(A run of records)
========

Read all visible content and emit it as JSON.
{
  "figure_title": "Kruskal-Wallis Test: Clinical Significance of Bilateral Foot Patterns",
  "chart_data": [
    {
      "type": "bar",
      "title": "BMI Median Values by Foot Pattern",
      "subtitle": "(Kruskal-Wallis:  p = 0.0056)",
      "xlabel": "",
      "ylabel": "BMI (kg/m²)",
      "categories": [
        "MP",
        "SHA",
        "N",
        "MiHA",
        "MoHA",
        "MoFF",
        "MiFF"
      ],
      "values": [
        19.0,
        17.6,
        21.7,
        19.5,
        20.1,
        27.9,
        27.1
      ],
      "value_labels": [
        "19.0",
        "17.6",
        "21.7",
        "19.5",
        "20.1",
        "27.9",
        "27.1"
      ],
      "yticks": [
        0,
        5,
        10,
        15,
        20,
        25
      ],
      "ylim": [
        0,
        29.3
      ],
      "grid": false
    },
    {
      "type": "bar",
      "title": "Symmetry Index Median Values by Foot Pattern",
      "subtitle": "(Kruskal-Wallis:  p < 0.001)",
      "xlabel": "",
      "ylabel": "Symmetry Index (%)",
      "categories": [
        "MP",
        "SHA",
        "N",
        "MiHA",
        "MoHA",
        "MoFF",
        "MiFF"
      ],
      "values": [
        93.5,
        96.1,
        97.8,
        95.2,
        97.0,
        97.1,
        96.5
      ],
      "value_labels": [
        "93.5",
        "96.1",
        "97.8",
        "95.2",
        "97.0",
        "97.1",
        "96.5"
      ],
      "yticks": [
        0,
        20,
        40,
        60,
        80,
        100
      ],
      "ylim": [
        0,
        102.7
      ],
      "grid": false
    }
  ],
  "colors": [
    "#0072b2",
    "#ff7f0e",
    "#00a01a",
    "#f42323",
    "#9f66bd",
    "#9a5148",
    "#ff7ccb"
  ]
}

========

## Task objective
Above are some records; extract every one of them exactly.

## Correct response
Read all visible content and emit it as JSON.
{
  "figure_title": "Kruskal-Wallis Test: Clinical Significance of Bilateral Foot Patterns",
  "chart_data": [
    {
      "type": "bar",
      "title": "BMI Median Values by Foot Pattern",
      "subtitle": "(Kruskal-Wallis:  p = 0.0056)",
      "xlabel": "",
      "ylabel": "BMI (kg/m²)",
      "categories": [
        "MP",
        "SHA",
        "N",
        "MiHA",
        "MoHA",
        "MoFF",
        "MiFF"
      ],
      "values": [
        19.0,
        17.6,
        21.7,
        19.5,
        20.1,
        27.9,
        27.1
      ],
      "value_labels": [
        "19.0",
        "17.6",
        "21.7",
        "19.5",
        "20.1",
        "27.9",
        "27.1"
      ],
      "yticks": [
        0,
        5,
        10,
        15,
        20,
        25
      ],
      "ylim": [
        0,
        29.3
      ],
      "grid": false
    },
    {
      "type": "bar",
      "title": "Symmetry Index Median Values by Foot Pattern",
      "subtitle": "(Kruskal-Wallis:  p < 0.001)",
      "xlabel": "",
      "ylabel": "Symmetry Index (%)",
      "categories": [
        "MP",
        "SHA",
        "N",
        "MiHA",
        "MoHA",
        "MoFF",
        "MiFF"
      ],
      "values": [
        93.5,
        96.1,
        97.8,
        95.2,
        97.0,
        97.1,
        96.5
      ],
      "value_labels": [
        "93.5",
        "96.1",
        "97.8",
        "95.2",
        "97.0",
        "97.1",
        "96.5"
      ],
      "yticks": [
        0,
        20,
        40,
        60,
        80,
        100
      ],
      "ylim": [
        0,
        102.7
      ],
      "grid": false
    }
  ],
  "colors": [
    "#0072b2",
    "#ff7f0e",
    "#00a01a",
    "#f42323",
    "#9f66bd",
    "#9a5148",
    "#ff7ccb"
  ]
}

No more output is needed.